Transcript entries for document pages

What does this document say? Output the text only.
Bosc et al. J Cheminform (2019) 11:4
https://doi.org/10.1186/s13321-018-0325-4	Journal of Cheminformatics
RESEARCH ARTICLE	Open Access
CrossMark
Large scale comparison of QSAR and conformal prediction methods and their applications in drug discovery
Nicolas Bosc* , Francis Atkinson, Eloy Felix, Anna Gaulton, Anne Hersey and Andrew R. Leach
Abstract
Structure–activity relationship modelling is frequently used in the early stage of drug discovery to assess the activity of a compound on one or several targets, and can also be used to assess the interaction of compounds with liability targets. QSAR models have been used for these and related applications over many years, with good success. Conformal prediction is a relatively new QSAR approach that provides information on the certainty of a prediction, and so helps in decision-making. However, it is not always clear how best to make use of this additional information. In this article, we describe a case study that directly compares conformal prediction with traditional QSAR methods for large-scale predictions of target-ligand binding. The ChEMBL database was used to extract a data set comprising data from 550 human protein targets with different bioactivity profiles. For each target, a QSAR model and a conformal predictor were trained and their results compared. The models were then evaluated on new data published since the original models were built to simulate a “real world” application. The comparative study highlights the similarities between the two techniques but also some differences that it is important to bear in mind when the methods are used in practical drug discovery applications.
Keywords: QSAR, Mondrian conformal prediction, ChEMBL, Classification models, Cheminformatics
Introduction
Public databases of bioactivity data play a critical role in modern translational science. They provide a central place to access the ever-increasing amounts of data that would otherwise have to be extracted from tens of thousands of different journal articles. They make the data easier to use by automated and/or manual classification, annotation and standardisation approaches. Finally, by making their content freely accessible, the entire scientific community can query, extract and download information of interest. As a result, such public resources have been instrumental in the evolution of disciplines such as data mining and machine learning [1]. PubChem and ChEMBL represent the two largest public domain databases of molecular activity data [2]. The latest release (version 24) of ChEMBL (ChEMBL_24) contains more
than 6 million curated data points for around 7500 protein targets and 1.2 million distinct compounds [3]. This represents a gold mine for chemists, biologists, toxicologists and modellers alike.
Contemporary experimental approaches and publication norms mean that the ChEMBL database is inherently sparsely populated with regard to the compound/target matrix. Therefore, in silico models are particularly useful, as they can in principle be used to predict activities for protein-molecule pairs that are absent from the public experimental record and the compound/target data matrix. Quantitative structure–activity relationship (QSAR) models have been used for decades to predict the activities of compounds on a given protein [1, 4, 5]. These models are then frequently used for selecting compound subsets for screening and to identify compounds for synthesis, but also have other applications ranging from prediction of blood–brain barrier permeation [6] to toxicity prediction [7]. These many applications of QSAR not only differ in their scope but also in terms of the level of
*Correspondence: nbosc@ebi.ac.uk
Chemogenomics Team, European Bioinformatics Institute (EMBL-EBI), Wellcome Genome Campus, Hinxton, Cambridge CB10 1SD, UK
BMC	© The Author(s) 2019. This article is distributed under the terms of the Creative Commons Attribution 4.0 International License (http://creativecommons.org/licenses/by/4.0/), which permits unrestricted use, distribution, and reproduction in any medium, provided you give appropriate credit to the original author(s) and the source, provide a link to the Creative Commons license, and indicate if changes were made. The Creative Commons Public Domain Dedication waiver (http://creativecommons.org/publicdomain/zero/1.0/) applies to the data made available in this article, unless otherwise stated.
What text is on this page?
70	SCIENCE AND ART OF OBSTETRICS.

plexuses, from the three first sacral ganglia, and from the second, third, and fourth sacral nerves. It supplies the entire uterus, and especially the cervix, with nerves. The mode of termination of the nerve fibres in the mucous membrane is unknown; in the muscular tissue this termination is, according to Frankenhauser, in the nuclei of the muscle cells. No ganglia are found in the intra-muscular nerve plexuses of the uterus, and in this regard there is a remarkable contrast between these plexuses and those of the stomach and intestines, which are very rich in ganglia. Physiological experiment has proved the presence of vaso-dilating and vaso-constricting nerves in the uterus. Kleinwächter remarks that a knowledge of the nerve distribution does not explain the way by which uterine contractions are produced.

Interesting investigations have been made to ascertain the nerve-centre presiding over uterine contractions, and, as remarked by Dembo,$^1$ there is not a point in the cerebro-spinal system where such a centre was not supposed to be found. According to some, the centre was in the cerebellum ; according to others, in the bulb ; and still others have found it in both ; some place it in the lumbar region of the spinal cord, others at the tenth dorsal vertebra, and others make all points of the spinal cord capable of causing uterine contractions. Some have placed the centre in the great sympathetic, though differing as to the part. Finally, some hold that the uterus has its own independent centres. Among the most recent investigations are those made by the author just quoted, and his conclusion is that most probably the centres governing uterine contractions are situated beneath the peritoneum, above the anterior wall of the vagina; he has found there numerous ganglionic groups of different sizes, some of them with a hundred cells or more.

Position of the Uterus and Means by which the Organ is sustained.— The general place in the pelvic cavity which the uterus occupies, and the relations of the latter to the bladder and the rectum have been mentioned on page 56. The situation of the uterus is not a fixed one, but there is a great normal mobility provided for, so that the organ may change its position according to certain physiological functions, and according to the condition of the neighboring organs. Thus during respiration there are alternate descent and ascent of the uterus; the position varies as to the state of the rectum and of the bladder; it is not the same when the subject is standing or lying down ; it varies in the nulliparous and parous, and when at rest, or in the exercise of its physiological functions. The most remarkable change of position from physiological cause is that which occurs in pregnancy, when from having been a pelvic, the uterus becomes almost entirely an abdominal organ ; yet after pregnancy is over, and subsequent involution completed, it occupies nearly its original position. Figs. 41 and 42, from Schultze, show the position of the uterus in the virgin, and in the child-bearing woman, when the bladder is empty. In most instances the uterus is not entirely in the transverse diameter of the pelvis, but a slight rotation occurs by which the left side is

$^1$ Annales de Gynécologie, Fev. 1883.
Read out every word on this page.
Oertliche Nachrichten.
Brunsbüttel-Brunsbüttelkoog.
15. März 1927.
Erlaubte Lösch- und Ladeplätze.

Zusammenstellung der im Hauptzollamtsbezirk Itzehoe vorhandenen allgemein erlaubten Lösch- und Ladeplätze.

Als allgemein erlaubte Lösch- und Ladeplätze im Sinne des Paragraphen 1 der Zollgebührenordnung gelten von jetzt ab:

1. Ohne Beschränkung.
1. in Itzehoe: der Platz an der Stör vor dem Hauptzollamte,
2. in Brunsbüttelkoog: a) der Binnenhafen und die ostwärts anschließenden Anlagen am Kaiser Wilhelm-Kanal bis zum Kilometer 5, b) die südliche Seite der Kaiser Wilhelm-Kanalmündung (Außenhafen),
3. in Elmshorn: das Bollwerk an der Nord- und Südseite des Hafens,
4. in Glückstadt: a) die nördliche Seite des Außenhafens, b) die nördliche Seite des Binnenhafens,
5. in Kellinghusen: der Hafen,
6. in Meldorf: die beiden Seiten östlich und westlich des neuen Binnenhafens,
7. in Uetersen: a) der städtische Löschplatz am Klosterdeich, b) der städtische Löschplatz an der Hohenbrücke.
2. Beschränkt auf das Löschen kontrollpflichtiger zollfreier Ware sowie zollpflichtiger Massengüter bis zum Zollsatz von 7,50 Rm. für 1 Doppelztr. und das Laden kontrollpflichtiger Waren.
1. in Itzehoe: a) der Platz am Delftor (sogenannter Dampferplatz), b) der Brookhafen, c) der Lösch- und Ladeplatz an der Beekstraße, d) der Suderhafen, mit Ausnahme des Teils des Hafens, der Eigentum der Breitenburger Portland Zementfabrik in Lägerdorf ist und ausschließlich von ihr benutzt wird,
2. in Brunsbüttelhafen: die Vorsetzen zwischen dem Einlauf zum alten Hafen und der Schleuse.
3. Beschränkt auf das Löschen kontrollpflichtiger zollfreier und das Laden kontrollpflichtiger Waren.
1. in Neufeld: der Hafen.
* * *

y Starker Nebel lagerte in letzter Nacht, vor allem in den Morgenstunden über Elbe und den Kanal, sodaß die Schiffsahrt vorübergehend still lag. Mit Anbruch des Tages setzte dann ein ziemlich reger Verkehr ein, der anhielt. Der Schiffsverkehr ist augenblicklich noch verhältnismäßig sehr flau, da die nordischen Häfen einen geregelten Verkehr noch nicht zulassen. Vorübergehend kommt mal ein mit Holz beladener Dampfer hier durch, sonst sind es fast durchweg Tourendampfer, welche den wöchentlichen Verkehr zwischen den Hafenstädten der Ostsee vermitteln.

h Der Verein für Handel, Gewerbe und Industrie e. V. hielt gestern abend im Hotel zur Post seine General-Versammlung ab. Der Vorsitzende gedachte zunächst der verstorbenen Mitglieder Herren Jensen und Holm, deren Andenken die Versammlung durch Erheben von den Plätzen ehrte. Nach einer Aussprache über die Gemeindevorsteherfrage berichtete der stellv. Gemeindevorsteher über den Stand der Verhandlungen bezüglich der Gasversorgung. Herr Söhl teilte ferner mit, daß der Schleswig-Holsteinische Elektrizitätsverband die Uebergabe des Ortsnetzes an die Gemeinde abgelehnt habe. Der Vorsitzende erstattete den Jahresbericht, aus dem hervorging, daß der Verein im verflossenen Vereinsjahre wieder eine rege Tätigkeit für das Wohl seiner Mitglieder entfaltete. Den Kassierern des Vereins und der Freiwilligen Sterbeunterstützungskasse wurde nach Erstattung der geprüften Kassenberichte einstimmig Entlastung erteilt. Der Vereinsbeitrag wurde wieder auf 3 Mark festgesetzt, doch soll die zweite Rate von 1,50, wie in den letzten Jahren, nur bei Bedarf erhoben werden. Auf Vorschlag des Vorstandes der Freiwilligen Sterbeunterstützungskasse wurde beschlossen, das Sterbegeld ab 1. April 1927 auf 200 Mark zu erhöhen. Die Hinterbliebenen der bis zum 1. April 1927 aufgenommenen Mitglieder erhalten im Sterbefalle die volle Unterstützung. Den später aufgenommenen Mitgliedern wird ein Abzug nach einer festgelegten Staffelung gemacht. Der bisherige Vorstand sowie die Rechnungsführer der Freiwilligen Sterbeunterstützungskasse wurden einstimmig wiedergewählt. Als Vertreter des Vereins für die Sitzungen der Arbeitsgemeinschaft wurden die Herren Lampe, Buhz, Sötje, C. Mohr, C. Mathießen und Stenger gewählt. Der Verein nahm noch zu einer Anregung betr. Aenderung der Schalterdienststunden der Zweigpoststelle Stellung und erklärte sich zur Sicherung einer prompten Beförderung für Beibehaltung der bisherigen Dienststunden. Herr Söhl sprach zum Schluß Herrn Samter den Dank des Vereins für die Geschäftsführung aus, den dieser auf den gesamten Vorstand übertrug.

» **Task instructions**: Wherever the word "does" occurs in the data above, copy the line it sits in.

» **Completed exercise**:
What does this document say? Output the text only.
plexuses, from the three first sacral ganglia, and from the second, third, and fourth sacral nerves. It supplies the entire uterus, and especially the cervix, with nerves. The mode of termination of the nerve fibres in the mucous membrane is unknown; in the muscular tissue this termination is, according to Frankenhauser, in the nuclei of the muscle cells. No ganglia are found in the intra-muscular nerve plexuses of the uterus, and in this regard there is a remarkable contrast between these plexuses and those of the stomach and intestines, which are very rich in ganglia. Physiological experiment has proved the presence of vaso-dilating and vaso-constricting nerves in the uterus. Kleinwächter remarks that a knowledge of the nerve distribution does not explain the way by which uterine contractions are produced.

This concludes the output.